_Collected data_
━━━━━━━━

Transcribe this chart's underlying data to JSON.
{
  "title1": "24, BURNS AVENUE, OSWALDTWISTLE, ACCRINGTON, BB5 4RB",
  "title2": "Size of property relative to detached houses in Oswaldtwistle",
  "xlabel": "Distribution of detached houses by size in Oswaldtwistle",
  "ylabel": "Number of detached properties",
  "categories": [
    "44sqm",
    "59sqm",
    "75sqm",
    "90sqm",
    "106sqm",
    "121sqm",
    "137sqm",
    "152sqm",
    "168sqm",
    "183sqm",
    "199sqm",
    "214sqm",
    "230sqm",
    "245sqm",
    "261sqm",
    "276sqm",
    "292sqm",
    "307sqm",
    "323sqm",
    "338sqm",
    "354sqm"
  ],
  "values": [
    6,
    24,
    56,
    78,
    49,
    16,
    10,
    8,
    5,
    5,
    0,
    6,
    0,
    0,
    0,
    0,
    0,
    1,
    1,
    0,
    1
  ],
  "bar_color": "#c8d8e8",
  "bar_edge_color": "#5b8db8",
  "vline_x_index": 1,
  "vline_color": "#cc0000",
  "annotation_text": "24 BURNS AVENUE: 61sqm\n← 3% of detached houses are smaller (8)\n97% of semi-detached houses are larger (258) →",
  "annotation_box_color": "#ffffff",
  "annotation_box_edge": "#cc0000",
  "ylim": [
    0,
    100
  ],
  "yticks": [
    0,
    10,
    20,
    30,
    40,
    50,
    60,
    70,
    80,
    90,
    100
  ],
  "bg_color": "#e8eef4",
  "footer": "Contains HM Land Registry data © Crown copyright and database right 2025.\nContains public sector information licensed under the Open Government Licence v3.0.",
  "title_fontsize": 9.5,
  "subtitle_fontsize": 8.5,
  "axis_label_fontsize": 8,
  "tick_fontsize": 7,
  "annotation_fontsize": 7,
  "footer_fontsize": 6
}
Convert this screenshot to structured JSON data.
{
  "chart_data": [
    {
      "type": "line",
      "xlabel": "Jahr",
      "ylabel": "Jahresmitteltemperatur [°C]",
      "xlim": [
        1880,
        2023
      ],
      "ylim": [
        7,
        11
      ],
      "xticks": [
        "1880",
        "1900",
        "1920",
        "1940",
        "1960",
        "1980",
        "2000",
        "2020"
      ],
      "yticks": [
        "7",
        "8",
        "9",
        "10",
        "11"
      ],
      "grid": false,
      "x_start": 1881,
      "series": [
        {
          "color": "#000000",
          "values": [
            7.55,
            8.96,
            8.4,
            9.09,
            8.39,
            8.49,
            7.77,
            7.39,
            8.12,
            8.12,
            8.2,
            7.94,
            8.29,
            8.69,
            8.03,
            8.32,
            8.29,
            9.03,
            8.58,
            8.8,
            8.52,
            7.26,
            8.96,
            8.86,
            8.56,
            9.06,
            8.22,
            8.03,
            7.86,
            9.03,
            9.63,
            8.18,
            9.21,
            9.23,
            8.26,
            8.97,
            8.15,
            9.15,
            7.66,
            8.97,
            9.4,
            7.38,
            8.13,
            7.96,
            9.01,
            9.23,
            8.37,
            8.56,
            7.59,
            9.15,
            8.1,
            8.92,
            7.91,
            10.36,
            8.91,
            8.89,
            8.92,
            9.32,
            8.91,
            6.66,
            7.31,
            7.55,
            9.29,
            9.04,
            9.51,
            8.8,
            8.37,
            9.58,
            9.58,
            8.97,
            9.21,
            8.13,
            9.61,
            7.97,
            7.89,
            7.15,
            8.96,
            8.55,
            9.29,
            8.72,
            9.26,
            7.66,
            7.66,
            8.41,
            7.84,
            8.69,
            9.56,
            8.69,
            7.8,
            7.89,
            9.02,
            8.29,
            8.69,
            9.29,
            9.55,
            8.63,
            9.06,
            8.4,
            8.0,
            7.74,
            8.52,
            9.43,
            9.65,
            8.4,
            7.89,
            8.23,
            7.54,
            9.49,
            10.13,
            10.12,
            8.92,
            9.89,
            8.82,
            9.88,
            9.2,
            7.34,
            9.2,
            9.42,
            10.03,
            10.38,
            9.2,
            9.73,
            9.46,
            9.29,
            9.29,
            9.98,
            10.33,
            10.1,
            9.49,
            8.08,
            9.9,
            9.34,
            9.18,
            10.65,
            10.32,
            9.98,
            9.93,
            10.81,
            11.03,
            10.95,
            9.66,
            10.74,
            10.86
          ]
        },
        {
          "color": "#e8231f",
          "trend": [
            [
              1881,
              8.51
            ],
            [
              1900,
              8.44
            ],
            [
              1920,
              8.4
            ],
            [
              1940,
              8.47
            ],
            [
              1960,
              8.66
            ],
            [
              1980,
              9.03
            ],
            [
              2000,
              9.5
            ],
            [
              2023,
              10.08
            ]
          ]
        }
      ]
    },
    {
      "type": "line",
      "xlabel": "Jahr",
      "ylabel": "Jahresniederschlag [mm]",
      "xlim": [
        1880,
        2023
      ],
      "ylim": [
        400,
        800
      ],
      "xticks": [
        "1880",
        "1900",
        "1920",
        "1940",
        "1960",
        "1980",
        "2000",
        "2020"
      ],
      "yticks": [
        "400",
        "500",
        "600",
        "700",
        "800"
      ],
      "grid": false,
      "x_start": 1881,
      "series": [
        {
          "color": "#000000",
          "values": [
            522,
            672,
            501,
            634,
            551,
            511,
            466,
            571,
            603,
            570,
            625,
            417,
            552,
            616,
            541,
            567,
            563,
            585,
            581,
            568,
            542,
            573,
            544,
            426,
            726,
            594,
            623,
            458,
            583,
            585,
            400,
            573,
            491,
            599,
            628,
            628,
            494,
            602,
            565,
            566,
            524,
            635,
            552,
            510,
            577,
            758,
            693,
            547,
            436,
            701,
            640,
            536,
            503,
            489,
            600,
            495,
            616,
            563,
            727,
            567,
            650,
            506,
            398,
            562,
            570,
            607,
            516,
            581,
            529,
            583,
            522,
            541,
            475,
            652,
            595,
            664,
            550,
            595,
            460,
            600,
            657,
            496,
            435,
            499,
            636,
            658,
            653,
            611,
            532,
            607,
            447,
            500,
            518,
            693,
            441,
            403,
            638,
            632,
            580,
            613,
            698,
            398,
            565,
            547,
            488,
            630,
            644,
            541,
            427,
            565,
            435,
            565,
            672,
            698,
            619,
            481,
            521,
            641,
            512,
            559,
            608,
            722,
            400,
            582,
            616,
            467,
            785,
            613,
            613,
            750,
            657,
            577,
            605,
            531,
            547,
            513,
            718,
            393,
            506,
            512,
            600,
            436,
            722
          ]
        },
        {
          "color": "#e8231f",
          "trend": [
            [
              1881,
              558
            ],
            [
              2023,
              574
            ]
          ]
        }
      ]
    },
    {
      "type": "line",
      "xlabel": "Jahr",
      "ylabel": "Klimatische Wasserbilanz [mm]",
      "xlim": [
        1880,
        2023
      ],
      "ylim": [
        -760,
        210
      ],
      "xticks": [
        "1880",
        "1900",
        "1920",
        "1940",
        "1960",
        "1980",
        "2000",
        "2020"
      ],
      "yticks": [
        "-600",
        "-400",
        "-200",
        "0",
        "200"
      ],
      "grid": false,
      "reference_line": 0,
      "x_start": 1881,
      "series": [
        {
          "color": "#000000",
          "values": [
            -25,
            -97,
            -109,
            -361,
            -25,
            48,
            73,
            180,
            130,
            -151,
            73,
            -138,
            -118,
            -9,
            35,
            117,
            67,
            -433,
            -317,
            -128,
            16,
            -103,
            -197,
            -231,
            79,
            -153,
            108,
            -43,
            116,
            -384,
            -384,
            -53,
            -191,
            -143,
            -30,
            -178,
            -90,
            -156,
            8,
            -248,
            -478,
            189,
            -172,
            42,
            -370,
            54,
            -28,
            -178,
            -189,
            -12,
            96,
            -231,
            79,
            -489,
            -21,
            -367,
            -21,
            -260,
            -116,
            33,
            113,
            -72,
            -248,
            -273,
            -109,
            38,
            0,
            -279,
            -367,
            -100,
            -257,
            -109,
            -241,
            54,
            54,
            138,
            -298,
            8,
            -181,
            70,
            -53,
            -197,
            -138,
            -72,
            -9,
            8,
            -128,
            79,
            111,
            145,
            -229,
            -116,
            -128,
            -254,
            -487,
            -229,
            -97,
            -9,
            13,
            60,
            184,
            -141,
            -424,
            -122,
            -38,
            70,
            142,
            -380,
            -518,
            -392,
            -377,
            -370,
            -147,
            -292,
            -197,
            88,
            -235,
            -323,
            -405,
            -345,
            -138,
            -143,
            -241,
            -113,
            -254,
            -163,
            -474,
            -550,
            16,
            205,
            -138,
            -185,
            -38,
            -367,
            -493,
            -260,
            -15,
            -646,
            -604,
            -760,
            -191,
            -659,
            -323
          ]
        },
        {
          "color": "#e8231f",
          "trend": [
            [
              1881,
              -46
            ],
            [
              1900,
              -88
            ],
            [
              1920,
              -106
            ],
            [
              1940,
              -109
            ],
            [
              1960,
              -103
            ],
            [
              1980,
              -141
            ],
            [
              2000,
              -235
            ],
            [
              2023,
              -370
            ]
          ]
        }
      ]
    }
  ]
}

━━━━━━━━

Copy all lines from the material that contain "BURNS".

_Solved exercise_
  "title1": "24, BURNS AVENUE, OSWALDTWISTLE, ACCRINGTON, BB5 4RB",
  "annotation_text": "24 BURNS AVENUE: 61sqm\n← 3% of detached houses are smaller (8)\n97% of semi-detached houses are larger (258) →",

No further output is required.